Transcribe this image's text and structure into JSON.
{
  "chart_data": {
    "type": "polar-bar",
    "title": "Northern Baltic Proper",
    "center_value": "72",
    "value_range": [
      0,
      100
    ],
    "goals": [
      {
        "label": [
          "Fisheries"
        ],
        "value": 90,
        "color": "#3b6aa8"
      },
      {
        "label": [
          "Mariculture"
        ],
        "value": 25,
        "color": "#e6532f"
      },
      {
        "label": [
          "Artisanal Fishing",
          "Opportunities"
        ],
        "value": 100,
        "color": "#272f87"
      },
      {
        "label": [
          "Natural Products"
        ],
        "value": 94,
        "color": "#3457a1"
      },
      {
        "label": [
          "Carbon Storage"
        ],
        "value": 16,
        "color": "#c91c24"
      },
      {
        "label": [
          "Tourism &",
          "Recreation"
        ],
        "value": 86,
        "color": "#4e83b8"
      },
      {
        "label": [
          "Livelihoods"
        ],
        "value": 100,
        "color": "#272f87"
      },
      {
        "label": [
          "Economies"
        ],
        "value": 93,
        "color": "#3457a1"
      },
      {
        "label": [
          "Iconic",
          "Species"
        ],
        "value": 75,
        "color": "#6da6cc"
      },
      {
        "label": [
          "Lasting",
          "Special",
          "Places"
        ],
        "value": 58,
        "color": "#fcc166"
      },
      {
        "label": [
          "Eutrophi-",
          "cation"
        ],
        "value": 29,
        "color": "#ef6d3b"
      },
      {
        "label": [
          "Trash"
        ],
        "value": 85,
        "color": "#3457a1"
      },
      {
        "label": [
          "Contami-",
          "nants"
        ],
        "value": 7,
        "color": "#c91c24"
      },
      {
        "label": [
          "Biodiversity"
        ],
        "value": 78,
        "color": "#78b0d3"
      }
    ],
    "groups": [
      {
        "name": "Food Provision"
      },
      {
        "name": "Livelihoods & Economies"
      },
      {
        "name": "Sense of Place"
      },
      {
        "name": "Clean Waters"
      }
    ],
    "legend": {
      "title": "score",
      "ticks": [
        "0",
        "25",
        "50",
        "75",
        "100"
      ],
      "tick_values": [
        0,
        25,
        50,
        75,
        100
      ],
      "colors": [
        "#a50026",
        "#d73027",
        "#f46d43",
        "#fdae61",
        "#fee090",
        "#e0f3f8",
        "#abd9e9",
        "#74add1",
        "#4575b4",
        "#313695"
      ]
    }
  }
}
+===+
▶ [Set problem] Copy every line of the material, please, keeping it exactly the same.

▶ [Output below]
Transcribe this image's text and structure into JSON.
{
  "chart_data": {
    "type": "polar-bar",
    "title": "Northern Baltic Proper",
    "center_value": "72",
    "value_range": [
      0,
      100
    ],
    "goals": [
      {
        "label": [
          "Fisheries"
        ],
        "value": 90,
        "color": "#3b6aa8"
      },
      {
        "label": [
          "Mariculture"
        ],
        "value": 25,
        "color": "#e6532f"
      },
      {
        "label": [
          "Artisanal Fishing",
          "Opportunities"
        ],
        "value": 100,
        "color": "#272f87"
      },
      {
        "label": [
          "Natural Products"
        ],
        "value": 94,
        "color": "#3457a1"
      },
      {
        "label": [
          "Carbon Storage"
        ],
        "value": 16,
        "color": "#c91c24"
      },
      {
        "label": [
          "Tourism &",
          "Recreation"
        ],
        "value": 86,
        "color": "#4e83b8"
      },
      {
        "label": [
          "Livelihoods"
        ],
        "value": 100,
        "color": "#272f87"
      },
      {
        "label": [
          "Economies"
        ],
        "value": 93,
        "color": "#3457a1"
      },
      {
        "label": [
          "Iconic",
          "Species"
        ],
        "value": 75,
        "color": "#6da6cc"
      },
      {
        "label": [
          "Lasting",
          "Special",
          "Places"
        ],
        "value": 58,
        "color": "#fcc166"
      },
      {
        "label": [
          "Eutrophi-",
          "cation"
        ],
        "value": 29,
        "color": "#ef6d3b"
      },
      {
        "label": [
          "Trash"
        ],
        "value": 85,
        "color": "#3457a1"
      },
      {
        "label": [
          "Contami-",
          "nants"
        ],
        "value": 7,
        "color": "#c91c24"
      },
      {
        "label": [
          "Biodiversity"
        ],
        "value": 78,
        "color": "#78b0d3"
      }
    ],
    "groups": [
      {
        "name": "Food Provision"
      },
      {
        "name": "Livelihoods & Economies"
      },
      {
        "name": "Sense of Place"
      },
      {
        "name": "Clean Waters"
      }
    ],
    "legend": {
      "title": "score",
      "ticks": [
        "0",
        "25",
        "50",
        "75",
        "100"
      ],
      "tick_values": [
        0,
        25,
        50,
        75,
        100
      ],
      "colors": [
        "#a50026",
        "#d73027",
        "#f46d43",
        "#fdae61",
        "#fee090",
        "#e0f3f8",
        "#abd9e9",
        "#74add1",
        "#4575b4",
        "#313695"
      ]
    }
  }
}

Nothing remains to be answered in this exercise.